GOAL OF THE EXERCISE
Count every line that has "Band" in it and give the total, nothing more.

========

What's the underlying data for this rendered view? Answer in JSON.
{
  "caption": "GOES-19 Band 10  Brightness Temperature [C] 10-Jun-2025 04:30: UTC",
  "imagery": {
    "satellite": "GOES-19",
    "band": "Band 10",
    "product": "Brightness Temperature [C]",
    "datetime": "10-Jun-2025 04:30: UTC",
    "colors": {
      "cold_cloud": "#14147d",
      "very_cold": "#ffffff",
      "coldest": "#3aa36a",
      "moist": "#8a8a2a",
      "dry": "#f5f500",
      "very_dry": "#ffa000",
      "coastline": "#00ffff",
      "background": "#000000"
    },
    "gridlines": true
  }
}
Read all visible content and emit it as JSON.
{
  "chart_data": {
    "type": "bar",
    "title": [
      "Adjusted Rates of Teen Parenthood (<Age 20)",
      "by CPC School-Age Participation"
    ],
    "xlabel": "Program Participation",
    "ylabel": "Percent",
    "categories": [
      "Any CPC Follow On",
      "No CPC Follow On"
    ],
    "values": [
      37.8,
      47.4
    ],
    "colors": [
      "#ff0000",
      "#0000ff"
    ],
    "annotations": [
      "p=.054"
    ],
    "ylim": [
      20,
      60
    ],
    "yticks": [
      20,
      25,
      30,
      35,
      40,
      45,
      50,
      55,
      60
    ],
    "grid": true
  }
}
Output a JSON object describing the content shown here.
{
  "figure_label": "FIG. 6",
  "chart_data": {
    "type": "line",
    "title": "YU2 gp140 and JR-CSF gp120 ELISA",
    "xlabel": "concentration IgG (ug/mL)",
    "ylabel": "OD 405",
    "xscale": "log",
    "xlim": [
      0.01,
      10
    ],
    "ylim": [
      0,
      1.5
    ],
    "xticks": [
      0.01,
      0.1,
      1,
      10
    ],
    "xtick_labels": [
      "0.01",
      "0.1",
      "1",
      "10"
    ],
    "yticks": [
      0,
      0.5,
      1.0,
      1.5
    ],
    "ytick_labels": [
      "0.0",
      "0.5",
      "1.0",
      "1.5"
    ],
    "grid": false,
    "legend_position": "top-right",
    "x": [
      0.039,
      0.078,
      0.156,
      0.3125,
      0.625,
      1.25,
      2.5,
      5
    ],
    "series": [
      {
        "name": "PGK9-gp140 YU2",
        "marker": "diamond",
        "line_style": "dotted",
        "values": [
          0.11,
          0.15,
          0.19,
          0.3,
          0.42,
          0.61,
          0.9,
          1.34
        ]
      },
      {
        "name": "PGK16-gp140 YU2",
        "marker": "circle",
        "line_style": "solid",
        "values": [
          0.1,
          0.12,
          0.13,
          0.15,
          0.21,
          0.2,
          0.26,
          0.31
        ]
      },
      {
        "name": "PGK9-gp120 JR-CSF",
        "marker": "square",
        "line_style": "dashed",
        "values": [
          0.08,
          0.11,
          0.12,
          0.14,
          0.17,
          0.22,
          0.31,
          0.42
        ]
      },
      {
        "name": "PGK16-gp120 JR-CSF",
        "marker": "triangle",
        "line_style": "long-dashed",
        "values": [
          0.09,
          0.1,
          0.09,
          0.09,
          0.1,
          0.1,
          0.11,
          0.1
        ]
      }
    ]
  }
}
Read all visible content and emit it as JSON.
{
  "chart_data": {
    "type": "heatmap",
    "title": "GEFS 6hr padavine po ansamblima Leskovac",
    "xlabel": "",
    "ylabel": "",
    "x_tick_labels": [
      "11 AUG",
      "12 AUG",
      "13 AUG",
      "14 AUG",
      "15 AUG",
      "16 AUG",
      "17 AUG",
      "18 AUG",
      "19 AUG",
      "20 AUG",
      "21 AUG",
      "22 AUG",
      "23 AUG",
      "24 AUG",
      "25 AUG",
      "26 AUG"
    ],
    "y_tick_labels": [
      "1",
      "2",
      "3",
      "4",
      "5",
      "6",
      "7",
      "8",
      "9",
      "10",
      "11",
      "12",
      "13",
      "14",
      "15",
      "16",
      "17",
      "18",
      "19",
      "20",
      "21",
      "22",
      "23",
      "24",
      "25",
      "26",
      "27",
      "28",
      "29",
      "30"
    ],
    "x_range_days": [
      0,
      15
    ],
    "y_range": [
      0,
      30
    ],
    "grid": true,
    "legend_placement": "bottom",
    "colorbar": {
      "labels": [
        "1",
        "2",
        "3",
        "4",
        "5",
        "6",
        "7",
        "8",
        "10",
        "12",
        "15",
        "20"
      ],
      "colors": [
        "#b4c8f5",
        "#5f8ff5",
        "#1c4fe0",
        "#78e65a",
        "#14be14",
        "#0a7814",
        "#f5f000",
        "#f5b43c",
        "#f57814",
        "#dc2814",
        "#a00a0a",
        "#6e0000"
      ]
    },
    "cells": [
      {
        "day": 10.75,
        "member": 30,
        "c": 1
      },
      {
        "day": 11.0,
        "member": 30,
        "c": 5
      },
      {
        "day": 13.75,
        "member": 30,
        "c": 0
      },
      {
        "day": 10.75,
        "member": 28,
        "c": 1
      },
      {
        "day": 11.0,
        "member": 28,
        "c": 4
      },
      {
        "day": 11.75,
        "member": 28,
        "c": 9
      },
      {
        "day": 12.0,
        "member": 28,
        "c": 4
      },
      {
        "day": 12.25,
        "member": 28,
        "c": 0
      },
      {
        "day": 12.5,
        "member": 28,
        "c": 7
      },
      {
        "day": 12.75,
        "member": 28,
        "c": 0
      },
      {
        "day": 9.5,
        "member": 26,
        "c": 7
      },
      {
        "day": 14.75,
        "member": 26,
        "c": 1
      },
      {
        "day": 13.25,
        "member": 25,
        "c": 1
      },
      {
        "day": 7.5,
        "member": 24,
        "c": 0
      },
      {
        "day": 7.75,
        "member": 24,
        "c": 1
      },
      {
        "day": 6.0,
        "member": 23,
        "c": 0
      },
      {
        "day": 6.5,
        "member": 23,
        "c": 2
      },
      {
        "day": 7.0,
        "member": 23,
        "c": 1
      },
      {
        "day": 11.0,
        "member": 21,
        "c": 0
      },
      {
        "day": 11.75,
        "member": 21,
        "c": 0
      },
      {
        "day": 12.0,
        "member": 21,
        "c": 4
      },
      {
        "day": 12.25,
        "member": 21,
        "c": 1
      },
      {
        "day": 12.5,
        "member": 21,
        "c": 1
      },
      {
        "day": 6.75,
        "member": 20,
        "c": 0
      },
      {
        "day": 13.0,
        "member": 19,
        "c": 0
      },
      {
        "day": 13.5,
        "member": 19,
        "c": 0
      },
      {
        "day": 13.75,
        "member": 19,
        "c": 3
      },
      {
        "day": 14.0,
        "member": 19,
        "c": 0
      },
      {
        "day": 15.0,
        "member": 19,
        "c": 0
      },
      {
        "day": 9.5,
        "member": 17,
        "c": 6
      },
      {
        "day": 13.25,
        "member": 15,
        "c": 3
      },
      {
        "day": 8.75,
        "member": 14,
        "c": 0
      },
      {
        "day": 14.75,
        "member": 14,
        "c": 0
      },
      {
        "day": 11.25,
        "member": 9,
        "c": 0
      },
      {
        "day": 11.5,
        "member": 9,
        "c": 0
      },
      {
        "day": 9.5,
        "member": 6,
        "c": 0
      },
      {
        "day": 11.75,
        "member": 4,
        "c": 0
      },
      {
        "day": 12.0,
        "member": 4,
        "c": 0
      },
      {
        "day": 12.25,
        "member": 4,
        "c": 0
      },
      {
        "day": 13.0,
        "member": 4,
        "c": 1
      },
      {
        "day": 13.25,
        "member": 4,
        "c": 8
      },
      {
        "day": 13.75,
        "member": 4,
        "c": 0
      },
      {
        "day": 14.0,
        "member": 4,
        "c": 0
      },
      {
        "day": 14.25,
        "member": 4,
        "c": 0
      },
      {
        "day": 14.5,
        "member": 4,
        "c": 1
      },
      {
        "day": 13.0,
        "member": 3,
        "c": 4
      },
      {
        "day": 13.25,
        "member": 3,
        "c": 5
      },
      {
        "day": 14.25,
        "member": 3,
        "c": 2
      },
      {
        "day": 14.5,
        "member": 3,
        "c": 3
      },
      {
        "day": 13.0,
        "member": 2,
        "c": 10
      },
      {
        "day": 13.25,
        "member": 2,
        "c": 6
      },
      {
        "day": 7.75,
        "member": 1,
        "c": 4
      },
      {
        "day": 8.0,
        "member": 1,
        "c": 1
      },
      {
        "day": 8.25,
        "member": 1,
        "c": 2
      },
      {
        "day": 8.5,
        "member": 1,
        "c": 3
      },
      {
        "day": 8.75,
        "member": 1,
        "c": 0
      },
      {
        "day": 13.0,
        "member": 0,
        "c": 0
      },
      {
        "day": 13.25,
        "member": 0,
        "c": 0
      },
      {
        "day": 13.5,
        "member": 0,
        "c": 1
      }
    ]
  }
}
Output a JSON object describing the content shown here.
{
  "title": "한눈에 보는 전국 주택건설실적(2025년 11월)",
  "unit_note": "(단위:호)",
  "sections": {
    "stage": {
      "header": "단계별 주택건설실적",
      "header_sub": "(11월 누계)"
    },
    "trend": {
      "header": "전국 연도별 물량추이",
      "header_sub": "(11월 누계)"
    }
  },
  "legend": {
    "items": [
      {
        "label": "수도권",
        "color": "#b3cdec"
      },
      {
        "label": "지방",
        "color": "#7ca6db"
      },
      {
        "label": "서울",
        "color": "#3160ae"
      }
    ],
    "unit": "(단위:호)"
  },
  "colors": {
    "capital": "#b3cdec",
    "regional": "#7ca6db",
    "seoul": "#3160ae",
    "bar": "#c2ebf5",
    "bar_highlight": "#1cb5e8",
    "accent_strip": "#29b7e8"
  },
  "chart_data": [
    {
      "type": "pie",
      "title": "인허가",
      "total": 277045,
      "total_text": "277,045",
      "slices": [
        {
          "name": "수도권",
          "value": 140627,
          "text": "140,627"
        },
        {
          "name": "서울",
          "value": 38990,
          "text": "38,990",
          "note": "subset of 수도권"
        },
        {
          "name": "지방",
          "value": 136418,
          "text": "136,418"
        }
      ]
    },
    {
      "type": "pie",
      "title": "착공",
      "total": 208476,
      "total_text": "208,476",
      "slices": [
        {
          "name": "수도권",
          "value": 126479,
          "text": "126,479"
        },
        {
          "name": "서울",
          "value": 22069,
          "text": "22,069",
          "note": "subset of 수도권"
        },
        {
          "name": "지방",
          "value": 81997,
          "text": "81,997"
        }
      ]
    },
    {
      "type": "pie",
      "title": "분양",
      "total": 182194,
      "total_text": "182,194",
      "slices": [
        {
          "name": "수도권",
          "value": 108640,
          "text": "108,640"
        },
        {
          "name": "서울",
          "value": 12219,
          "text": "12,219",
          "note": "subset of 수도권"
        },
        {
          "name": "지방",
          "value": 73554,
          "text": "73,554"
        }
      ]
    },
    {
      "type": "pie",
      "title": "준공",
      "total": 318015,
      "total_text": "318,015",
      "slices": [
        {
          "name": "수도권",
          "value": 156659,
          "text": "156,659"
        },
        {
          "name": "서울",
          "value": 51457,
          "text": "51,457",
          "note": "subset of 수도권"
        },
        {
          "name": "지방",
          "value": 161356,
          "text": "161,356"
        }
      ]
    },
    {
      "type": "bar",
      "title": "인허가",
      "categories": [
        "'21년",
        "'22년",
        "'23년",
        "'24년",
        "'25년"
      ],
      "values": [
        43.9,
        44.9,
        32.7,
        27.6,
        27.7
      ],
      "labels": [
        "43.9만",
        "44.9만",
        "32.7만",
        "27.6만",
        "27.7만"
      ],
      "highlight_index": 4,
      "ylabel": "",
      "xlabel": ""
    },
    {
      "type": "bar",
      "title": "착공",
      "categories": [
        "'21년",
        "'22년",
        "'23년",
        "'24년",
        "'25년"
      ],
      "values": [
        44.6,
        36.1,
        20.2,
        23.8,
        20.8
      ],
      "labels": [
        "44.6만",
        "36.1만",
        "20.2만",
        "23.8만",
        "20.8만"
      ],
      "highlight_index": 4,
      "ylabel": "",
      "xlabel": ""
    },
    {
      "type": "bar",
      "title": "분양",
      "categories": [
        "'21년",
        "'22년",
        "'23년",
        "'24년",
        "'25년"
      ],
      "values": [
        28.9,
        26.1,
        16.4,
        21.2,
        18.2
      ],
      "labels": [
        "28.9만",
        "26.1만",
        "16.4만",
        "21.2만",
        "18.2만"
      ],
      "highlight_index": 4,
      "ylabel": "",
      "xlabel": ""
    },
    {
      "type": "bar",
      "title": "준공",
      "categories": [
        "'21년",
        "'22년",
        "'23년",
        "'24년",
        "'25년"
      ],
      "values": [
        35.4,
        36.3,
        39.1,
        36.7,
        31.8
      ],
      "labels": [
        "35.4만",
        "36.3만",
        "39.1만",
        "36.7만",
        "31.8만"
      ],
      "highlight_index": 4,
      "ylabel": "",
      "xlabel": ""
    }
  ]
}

========

THE RESPONSE
2